- Dataset:
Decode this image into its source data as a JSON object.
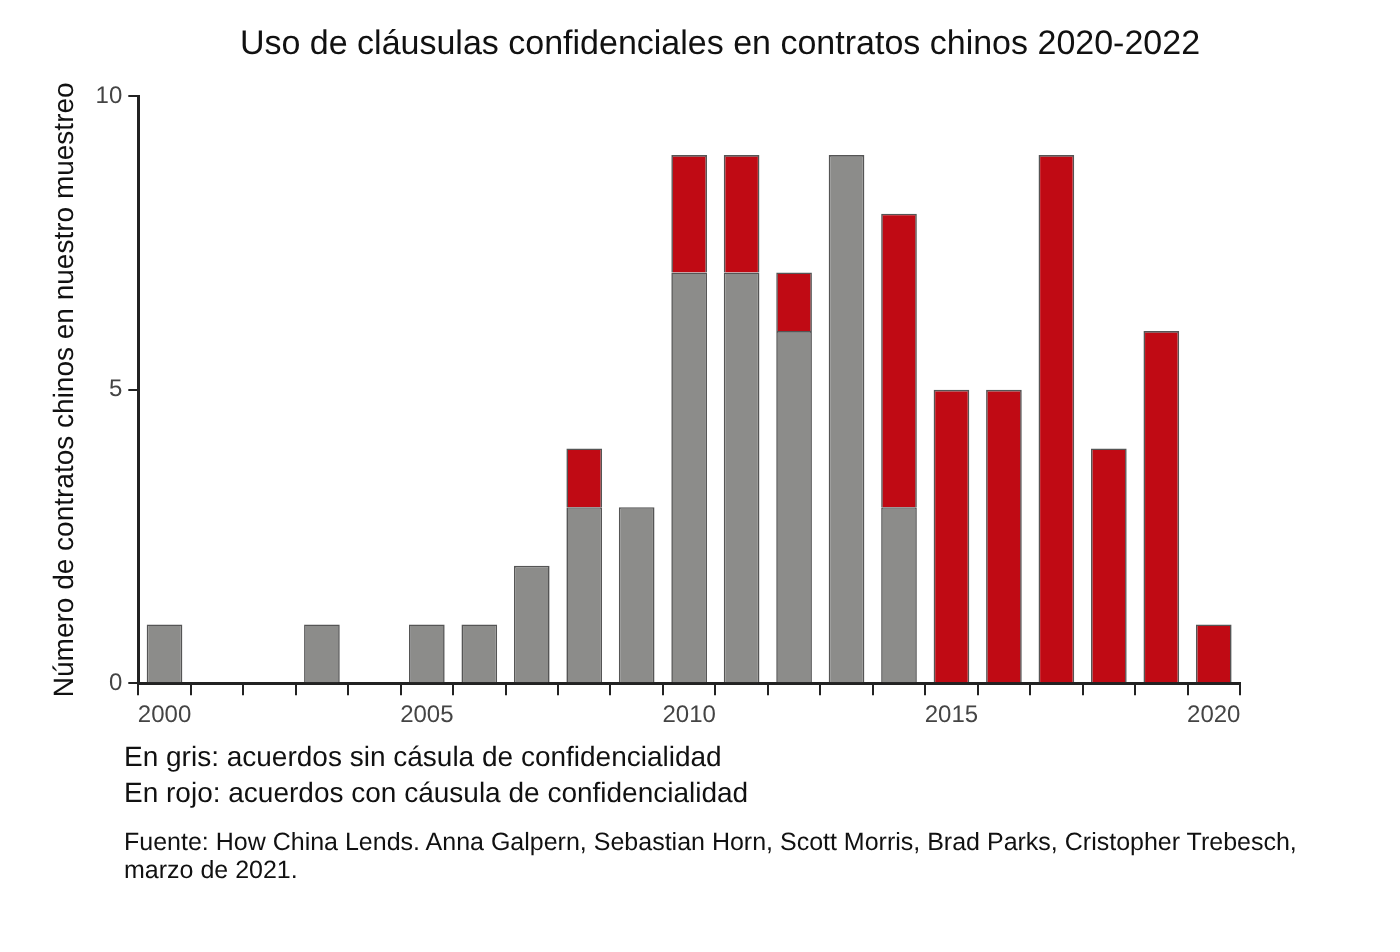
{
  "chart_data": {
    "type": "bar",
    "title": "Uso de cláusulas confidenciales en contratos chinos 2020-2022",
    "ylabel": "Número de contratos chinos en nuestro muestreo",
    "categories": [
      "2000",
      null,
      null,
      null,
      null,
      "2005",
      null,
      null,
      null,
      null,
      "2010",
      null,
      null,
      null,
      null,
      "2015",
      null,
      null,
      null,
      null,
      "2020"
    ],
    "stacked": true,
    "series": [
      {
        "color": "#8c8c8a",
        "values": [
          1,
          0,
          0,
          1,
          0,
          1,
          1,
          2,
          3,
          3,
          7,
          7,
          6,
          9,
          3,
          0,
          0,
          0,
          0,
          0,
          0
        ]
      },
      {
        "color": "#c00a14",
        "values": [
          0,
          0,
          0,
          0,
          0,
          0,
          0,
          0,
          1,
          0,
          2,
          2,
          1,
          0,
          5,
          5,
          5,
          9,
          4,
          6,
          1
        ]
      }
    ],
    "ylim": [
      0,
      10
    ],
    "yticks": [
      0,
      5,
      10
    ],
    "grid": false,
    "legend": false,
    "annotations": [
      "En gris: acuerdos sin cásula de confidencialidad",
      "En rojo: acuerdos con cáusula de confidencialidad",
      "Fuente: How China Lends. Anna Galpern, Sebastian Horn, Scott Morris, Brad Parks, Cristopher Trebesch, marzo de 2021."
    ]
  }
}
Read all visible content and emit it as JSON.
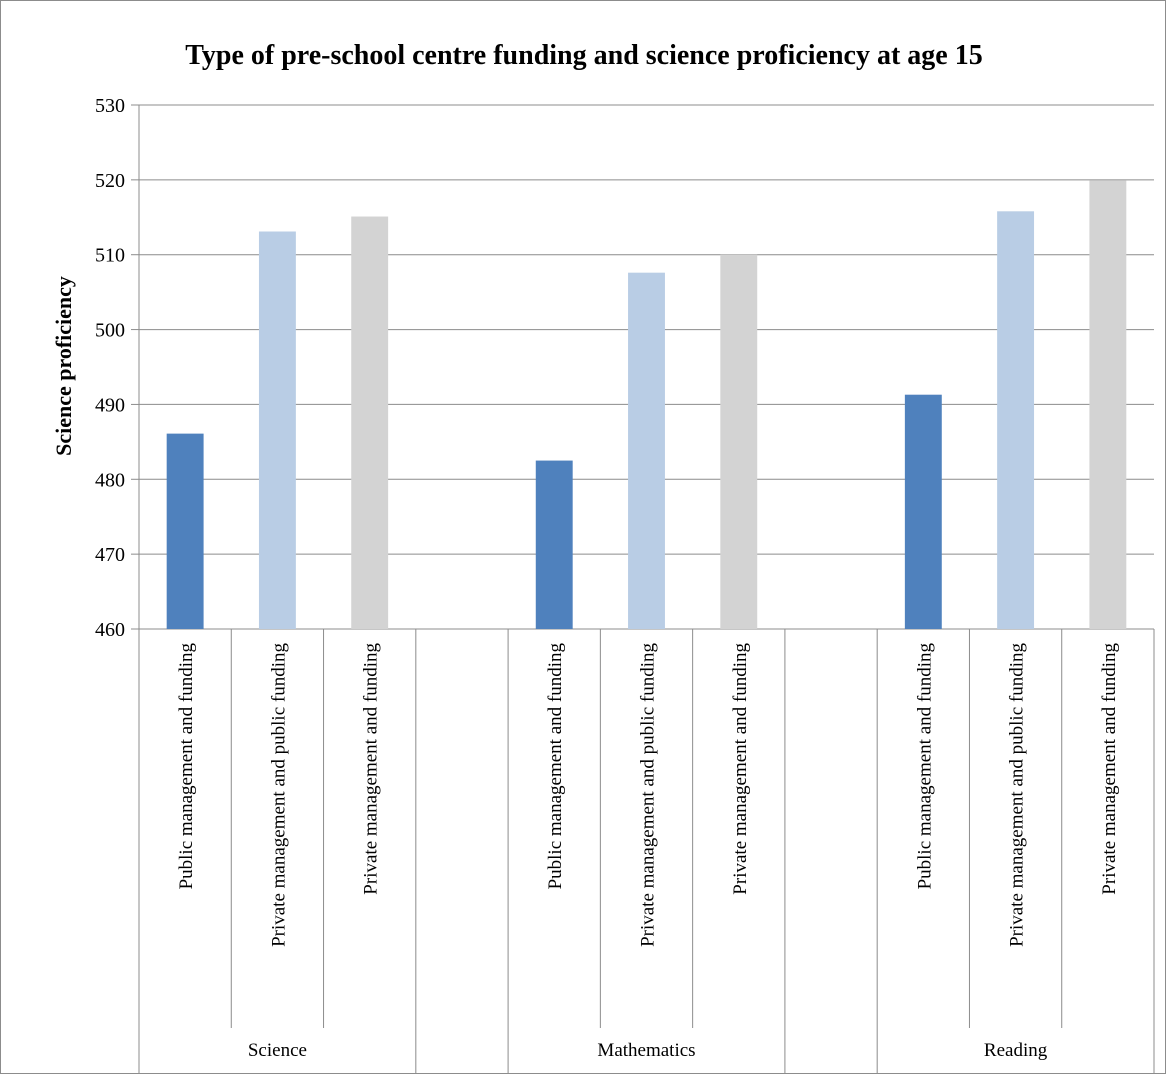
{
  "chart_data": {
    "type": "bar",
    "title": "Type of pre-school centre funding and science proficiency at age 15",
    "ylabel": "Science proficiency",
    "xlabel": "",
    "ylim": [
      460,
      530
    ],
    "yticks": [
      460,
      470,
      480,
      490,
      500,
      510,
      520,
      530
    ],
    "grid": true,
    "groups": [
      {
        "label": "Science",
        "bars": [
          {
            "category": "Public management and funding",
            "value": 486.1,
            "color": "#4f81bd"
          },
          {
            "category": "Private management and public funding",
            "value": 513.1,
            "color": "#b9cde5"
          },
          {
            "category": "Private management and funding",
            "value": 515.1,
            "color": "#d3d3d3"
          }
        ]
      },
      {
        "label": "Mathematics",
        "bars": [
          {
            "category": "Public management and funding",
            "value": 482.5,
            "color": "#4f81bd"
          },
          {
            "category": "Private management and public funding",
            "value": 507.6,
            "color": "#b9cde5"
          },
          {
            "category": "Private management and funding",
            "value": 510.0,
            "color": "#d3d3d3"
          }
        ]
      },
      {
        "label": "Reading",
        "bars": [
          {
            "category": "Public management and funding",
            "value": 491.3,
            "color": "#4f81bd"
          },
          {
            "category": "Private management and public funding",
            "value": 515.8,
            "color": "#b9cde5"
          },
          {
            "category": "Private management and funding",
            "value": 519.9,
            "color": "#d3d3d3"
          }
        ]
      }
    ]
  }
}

...

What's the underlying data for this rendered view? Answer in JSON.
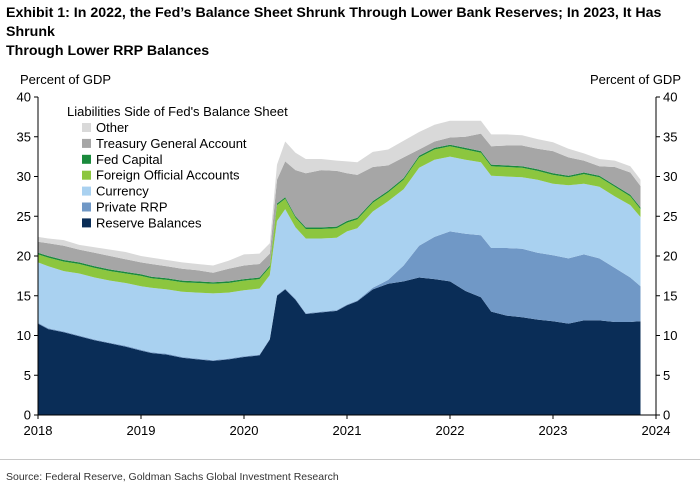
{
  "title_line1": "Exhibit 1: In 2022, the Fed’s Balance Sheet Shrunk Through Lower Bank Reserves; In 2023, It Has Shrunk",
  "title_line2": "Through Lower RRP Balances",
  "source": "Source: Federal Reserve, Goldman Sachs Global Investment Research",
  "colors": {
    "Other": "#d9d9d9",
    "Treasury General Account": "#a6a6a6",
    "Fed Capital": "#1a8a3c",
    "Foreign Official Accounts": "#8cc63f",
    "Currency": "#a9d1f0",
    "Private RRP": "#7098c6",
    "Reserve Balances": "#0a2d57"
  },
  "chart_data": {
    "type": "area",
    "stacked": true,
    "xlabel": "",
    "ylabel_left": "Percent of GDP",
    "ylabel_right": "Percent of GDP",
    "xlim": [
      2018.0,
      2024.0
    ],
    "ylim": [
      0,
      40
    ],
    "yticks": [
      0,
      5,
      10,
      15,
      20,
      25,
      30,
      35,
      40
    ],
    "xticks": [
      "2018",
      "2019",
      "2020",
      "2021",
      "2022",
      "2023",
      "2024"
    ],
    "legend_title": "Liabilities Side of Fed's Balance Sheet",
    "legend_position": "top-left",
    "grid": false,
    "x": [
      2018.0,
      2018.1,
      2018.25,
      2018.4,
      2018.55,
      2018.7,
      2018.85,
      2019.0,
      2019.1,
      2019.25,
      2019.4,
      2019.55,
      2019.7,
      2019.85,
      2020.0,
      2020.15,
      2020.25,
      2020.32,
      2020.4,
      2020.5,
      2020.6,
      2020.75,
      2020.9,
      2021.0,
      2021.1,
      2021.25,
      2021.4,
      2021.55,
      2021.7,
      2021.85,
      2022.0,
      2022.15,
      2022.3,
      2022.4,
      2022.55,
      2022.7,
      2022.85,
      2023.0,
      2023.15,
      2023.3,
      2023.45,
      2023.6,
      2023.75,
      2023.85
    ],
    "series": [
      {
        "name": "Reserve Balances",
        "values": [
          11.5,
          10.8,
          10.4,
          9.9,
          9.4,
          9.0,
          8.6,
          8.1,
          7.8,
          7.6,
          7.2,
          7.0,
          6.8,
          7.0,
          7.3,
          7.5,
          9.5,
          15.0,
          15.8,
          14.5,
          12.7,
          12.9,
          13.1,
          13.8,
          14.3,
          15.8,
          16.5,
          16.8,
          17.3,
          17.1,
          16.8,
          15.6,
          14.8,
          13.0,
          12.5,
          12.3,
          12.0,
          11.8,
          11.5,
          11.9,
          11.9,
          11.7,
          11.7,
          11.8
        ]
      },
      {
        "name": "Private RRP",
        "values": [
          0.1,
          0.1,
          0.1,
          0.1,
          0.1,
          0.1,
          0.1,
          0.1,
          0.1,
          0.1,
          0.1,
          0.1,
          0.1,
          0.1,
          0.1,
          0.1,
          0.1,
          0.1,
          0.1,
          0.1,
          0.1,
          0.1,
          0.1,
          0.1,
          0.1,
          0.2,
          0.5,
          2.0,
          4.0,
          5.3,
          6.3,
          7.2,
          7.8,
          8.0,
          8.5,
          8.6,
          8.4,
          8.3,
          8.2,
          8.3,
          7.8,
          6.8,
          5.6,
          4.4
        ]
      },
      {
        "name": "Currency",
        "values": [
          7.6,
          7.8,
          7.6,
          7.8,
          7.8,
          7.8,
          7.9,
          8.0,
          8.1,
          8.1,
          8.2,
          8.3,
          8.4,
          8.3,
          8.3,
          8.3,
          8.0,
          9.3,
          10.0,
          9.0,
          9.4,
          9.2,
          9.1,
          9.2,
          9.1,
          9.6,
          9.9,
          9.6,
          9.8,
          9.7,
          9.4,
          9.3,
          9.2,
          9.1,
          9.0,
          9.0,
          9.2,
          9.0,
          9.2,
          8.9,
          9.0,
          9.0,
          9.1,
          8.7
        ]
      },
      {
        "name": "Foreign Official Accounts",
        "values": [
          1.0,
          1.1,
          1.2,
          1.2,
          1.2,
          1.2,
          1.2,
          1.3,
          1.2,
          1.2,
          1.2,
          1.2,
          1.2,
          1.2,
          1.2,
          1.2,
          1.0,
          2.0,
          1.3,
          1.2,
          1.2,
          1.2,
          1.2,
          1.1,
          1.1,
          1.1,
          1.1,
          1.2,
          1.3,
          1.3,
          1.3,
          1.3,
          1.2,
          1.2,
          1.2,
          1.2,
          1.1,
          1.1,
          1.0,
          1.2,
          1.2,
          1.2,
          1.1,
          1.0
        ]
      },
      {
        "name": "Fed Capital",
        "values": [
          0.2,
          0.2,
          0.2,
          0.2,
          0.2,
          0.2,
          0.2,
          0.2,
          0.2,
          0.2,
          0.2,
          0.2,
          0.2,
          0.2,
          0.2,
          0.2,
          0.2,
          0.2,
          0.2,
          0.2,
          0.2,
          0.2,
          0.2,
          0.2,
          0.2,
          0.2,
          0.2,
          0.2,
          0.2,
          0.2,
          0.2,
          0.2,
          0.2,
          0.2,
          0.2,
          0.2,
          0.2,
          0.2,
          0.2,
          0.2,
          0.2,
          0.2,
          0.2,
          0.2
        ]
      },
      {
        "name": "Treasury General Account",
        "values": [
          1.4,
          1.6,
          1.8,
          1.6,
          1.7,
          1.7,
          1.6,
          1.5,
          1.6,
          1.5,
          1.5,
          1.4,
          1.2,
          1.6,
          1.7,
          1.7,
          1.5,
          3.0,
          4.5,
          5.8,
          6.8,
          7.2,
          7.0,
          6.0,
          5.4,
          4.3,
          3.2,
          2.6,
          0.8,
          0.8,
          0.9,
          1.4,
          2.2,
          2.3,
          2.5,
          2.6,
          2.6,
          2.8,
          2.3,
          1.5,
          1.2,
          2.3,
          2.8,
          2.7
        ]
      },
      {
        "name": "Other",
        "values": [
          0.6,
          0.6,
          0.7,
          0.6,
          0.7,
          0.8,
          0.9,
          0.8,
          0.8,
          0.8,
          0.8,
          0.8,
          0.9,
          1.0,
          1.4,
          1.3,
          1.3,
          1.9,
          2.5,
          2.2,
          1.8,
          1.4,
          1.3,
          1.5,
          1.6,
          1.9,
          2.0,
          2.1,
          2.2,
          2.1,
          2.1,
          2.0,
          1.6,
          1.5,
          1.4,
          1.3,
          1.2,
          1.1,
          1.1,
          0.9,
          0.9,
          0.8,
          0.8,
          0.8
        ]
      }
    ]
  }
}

- Task description:
Locate the word "Percent" in the records above, and return each line that has it.

- Output:
    "ylabel_left": "Percent of GDP",
    "ylabel_right": "Percent of GDP",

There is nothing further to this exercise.